● TASK BRIEF
Take every line where the string "Change" appears and copy it.

● EXTRACTED DATA
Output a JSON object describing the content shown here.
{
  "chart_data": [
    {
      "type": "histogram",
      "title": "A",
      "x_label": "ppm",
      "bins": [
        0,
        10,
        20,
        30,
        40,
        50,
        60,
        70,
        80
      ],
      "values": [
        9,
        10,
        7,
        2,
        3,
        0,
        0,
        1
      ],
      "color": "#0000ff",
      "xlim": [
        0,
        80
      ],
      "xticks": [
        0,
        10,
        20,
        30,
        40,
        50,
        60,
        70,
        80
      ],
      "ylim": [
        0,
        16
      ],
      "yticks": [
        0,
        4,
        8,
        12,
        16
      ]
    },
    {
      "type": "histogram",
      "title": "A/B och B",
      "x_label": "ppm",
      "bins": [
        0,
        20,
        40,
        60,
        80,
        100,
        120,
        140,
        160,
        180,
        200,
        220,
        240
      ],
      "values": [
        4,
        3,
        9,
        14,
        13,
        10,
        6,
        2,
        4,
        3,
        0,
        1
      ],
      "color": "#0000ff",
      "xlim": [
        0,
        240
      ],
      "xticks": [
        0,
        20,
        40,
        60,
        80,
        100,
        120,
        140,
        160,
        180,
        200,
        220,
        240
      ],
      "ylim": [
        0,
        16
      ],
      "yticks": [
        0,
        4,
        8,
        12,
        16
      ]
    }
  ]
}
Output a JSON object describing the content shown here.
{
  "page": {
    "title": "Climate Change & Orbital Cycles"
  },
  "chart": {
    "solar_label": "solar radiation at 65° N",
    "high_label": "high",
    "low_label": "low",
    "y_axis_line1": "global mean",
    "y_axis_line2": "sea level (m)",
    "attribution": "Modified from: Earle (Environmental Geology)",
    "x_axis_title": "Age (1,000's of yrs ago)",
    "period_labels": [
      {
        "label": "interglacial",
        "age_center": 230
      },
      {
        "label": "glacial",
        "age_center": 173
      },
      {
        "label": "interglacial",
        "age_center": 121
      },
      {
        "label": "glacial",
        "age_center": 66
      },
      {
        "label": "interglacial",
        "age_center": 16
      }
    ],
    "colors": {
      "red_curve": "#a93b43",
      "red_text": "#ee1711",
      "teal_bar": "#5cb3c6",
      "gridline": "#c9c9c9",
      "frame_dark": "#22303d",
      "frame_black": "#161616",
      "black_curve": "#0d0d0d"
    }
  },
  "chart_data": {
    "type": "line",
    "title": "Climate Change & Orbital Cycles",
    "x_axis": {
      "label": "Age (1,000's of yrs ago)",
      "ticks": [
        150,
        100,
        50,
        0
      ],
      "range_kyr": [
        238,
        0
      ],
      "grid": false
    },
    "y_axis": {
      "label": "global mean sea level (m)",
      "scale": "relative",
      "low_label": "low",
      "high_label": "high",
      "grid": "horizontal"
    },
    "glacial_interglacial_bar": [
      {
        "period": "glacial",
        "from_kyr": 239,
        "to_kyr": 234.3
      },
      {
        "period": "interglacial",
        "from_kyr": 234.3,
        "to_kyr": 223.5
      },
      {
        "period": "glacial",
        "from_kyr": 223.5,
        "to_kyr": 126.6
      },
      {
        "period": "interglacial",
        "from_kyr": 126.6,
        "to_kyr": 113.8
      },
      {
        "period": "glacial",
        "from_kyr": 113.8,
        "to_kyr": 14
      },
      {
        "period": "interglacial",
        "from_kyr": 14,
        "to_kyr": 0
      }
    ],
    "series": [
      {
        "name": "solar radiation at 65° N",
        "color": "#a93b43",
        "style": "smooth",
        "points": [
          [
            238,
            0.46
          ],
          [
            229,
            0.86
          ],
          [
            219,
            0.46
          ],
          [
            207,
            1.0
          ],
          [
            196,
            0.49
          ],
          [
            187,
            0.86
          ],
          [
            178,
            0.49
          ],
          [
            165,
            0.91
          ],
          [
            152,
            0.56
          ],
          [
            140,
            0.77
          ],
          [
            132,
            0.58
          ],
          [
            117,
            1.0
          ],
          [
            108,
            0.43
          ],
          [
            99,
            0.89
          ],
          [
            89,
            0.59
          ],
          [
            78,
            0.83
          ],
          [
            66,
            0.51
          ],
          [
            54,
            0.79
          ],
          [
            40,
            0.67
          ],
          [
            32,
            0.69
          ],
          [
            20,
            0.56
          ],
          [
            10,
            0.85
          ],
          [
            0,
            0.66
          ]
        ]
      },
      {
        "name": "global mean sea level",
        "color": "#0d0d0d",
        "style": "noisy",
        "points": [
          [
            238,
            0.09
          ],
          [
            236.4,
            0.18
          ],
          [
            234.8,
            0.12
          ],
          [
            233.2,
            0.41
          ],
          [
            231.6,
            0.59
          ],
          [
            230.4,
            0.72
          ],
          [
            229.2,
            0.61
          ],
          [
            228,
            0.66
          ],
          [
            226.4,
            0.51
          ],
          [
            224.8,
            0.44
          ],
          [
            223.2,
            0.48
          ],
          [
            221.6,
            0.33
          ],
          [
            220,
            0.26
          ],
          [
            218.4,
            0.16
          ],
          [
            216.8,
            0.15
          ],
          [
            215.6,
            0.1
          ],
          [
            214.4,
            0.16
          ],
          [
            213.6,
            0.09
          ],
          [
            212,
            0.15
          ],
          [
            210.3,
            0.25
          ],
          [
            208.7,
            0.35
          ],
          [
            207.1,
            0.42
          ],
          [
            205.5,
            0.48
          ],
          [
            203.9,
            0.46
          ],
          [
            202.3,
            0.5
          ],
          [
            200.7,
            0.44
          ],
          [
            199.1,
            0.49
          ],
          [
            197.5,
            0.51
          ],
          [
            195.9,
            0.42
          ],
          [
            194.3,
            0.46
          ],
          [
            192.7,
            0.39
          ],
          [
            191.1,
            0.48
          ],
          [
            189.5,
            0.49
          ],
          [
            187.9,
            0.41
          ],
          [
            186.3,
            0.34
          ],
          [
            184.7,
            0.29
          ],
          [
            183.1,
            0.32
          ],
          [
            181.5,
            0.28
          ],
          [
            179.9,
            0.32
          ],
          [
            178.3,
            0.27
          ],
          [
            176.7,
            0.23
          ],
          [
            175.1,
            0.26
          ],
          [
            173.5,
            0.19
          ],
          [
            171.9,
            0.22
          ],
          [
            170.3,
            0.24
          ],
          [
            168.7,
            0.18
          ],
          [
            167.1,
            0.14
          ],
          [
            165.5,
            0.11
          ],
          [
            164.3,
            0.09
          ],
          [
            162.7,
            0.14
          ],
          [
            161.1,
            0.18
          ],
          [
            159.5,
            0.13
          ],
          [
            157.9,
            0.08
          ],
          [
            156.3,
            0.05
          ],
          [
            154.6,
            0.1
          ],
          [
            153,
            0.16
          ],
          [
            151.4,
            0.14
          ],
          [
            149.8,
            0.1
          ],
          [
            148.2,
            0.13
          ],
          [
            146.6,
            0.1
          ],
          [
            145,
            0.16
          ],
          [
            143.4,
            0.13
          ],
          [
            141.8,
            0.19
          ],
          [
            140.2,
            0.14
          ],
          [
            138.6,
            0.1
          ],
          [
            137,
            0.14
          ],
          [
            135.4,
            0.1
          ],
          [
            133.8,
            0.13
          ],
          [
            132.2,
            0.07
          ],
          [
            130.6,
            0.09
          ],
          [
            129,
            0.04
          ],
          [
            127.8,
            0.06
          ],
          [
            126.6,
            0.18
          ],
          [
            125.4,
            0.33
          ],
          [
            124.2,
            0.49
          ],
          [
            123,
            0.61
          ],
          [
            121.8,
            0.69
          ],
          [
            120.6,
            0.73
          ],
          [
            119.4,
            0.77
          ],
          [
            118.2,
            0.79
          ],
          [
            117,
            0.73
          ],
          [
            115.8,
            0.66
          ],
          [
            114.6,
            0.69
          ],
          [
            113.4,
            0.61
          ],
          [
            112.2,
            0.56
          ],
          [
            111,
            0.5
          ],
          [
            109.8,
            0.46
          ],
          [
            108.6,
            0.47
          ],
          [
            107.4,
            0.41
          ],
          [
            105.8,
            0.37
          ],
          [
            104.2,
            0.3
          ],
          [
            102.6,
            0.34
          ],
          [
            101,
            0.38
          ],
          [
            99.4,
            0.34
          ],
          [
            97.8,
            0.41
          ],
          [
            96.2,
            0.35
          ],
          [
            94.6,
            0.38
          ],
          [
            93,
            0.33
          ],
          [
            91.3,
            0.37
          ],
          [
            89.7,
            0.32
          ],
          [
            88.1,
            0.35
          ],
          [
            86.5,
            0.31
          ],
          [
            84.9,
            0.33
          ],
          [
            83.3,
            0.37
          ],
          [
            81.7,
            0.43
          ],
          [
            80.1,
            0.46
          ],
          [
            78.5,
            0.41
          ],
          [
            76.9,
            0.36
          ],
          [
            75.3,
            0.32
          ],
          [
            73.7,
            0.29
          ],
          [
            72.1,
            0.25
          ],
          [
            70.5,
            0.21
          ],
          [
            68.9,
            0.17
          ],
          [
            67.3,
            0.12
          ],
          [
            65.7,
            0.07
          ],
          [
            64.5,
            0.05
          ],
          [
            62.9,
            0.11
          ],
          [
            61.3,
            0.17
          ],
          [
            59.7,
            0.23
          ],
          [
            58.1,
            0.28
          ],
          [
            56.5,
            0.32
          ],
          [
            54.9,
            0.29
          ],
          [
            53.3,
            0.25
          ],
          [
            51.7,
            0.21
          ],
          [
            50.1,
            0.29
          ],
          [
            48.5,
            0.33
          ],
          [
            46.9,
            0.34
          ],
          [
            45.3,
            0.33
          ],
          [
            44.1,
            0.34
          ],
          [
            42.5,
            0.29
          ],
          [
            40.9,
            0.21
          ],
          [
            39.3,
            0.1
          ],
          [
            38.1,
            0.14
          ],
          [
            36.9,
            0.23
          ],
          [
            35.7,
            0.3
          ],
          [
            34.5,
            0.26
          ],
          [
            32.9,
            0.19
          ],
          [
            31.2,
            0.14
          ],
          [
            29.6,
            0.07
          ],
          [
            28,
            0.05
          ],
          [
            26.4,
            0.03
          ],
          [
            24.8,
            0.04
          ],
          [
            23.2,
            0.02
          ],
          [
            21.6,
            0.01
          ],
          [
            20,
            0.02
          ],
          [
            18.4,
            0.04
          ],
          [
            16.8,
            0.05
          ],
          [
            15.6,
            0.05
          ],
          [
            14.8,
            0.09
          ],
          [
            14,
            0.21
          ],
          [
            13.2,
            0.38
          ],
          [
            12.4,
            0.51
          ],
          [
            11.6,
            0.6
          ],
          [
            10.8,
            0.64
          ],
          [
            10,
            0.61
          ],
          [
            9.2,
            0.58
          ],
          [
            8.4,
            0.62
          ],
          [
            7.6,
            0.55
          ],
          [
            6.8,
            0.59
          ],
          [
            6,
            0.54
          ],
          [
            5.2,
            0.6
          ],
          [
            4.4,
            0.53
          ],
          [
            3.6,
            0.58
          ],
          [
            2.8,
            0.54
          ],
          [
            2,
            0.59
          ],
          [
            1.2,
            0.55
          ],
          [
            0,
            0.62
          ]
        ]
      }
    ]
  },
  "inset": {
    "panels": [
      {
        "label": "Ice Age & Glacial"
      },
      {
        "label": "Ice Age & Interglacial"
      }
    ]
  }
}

● ANSWER
    "title": "Climate Change & Orbital Cycles"
    "title": "Climate Change & Orbital Cycles",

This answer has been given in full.